Print the data exactly, leaving nothing out.

START DATA SHOWN

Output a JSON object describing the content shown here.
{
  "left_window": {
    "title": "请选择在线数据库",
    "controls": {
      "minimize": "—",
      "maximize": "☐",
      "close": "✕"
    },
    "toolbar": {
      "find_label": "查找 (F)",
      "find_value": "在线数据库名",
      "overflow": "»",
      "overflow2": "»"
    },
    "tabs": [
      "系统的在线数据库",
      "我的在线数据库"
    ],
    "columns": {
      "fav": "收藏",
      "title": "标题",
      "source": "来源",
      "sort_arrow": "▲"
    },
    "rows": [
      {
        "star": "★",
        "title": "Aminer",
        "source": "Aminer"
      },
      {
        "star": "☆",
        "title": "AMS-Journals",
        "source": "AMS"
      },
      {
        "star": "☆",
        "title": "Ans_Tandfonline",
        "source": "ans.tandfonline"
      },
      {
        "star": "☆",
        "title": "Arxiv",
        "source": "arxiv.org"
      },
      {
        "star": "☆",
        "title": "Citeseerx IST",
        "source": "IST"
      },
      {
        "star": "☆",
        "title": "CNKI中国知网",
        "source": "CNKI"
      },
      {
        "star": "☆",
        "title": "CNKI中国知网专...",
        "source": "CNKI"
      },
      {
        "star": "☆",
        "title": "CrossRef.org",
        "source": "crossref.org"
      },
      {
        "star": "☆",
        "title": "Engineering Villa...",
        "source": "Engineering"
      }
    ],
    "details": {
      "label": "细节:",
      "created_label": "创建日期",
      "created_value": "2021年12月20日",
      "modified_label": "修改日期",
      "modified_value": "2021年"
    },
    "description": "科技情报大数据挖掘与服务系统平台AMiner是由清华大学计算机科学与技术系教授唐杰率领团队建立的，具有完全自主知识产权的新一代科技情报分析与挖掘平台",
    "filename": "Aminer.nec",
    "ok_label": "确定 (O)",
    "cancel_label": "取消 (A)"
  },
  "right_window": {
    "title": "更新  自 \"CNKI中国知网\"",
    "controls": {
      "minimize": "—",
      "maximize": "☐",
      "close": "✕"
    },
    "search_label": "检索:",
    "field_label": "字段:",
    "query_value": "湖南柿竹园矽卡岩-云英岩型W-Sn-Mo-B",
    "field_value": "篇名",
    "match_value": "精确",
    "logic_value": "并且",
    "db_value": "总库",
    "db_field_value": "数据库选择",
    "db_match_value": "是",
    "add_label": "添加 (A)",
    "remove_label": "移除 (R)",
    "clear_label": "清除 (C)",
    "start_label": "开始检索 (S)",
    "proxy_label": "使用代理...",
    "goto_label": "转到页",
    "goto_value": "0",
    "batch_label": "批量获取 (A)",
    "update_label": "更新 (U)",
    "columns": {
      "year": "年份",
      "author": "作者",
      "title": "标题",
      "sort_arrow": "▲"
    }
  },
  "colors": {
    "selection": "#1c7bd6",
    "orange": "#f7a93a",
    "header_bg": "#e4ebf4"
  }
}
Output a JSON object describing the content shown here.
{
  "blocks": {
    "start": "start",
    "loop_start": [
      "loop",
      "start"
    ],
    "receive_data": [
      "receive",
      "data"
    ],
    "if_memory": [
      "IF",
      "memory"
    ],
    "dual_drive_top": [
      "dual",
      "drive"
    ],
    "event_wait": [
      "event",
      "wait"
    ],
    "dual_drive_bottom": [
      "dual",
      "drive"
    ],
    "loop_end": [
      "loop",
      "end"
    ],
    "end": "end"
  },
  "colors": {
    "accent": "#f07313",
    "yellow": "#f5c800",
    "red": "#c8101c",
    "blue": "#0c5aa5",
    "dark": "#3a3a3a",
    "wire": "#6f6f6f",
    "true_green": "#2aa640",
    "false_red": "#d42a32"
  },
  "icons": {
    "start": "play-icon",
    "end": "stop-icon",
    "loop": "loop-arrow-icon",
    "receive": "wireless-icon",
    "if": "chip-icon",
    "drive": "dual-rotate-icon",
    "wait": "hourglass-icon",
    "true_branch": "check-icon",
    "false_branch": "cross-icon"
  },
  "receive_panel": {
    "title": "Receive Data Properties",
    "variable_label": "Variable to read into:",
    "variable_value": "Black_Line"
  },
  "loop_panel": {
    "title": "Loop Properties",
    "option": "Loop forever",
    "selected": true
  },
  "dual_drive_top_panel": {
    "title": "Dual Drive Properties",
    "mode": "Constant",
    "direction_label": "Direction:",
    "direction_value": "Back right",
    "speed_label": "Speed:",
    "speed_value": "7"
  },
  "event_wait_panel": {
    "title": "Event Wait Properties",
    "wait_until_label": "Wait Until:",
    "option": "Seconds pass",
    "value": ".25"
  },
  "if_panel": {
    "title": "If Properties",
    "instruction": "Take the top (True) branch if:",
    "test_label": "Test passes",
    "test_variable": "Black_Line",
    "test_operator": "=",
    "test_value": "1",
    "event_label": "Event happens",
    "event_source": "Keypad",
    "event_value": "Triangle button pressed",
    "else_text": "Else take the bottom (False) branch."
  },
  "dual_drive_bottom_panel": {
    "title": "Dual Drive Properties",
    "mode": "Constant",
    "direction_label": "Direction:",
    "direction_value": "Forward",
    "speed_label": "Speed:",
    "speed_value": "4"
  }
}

END DATA SHOWN

▶ _OUTPUT FOR THIS TASK_:
Output a JSON object describing the content shown here.
{
  "left_window": {
    "title": "请选择在线数据库",
    "controls": {
      "minimize": "—",
      "maximize": "☐",
      "close": "✕"
    },
    "toolbar": {
      "find_label": "查找 (F)",
      "find_value": "在线数据库名",
      "overflow": "»",
      "overflow2": "»"
    },
    "tabs": [
      "系统的在线数据库",
      "我的在线数据库"
    ],
    "columns": {
      "fav": "收藏",
      "title": "标题",
      "source": "来源",
      "sort_arrow": "▲"
    },
    "rows": [
      {
        "star": "★",
        "title": "Aminer",
        "source": "Aminer"
      },
      {
        "star": "☆",
        "title": "AMS-Journals",
        "source": "AMS"
      },
      {
        "star": "☆",
        "title": "Ans_Tandfonline",
        "source": "ans.tandfonline"
      },
      {
        "star": "☆",
        "title": "Arxiv",
        "source": "arxiv.org"
      },
      {
        "star": "☆",
        "title": "Citeseerx IST",
        "source": "IST"
      },
      {
        "star": "☆",
        "title": "CNKI中国知网",
        "source": "CNKI"
      },
      {
        "star": "☆",
        "title": "CNKI中国知网专...",
        "source": "CNKI"
      },
      {
        "star": "☆",
        "title": "CrossRef.org",
        "source": "crossref.org"
      },
      {
        "star": "☆",
        "title": "Engineering Villa...",
        "source": "Engineering"
      }
    ],
    "details": {
      "label": "细节:",
      "created_label": "创建日期",
      "created_value": "2021年12月20日",
      "modified_label": "修改日期",
      "modified_value": "2021年"
    },
    "description": "科技情报大数据挖掘与服务系统平台AMiner是由清华大学计算机科学与技术系教授唐杰率领团队建立的，具有完全自主知识产权的新一代科技情报分析与挖掘平台",
    "filename": "Aminer.nec",
    "ok_label": "确定 (O)",
    "cancel_label": "取消 (A)"
  },
  "right_window": {
    "title": "更新  自 \"CNKI中国知网\"",
    "controls": {
      "minimize": "—",
      "maximize": "☐",
      "close": "✕"
    },
    "search_label": "检索:",
    "field_label": "字段:",
    "query_value": "湖南柿竹园矽卡岩-云英岩型W-Sn-Mo-B",
    "field_value": "篇名",
    "match_value": "精确",
    "logic_value": "并且",
    "db_value": "总库",
    "db_field_value": "数据库选择",
    "db_match_value": "是",
    "add_label": "添加 (A)",
    "remove_label": "移除 (R)",
    "clear_label": "清除 (C)",
    "start_label": "开始检索 (S)",
    "proxy_label": "使用代理...",
    "goto_label": "转到页",
    "goto_value": "0",
    "batch_label": "批量获取 (A)",
    "update_label": "更新 (U)",
    "columns": {
      "year": "年份",
      "author": "作者",
      "title": "标题",
      "sort_arrow": "▲"
    }
  },
  "colors": {
    "selection": "#1c7bd6",
    "orange": "#f7a93a",
    "header_bg": "#e4ebf4"
  }
}
Output a JSON object describing the content shown here.
{
  "blocks": {
    "start": "start",
    "loop_start": [
      "loop",
      "start"
    ],
    "receive_data": [
      "receive",
      "data"
    ],
    "if_memory": [
      "IF",
      "memory"
    ],
    "dual_drive_top": [
      "dual",
      "drive"
    ],
    "event_wait": [
      "event",
      "wait"
    ],
    "dual_drive_bottom": [
      "dual",
      "drive"
    ],
    "loop_end": [
      "loop",
      "end"
    ],
    "end": "end"
  },
  "colors": {
    "accent": "#f07313",
    "yellow": "#f5c800",
    "red": "#c8101c",
    "blue": "#0c5aa5",
    "dark": "#3a3a3a",
    "wire": "#6f6f6f",
    "true_green": "#2aa640",
    "false_red": "#d42a32"
  },
  "icons": {
    "start": "play-icon",
    "end": "stop-icon",
    "loop": "loop-arrow-icon",
    "receive": "wireless-icon",
    "if": "chip-icon",
    "drive": "dual-rotate-icon",
    "wait": "hourglass-icon",
    "true_branch": "check-icon",
    "false_branch": "cross-icon"
  },
  "receive_panel": {
    "title": "Receive Data Properties",
    "variable_label": "Variable to read into:",
    "variable_value": "Black_Line"
  },
  "loop_panel": {
    "title": "Loop Properties",
    "option": "Loop forever",
    "selected": true
  },
  "dual_drive_top_panel": {
    "title": "Dual Drive Properties",
    "mode": "Constant",
    "direction_label": "Direction:",
    "direction_value": "Back right",
    "speed_label": "Speed:",
    "speed_value": "7"
  },
  "event_wait_panel": {
    "title": "Event Wait Properties",
    "wait_until_label": "Wait Until:",
    "option": "Seconds pass",
    "value": ".25"
  },
  "if_panel": {
    "title": "If Properties",
    "instruction": "Take the top (True) branch if:",
    "test_label": "Test passes",
    "test_variable": "Black_Line",
    "test_operator": "=",
    "test_value": "1",
    "event_label": "Event happens",
    "event_source": "Keypad",
    "event_value": "Triangle button pressed",
    "else_text": "Else take the bottom (False) branch."
  },
  "dual_drive_bottom_panel": {
    "title": "Dual Drive Properties",
    "mode": "Constant",
    "direction_label": "Direction:",
    "direction_value": "Forward",
    "speed_label": "Speed:",
    "speed_value": "4"
  }
}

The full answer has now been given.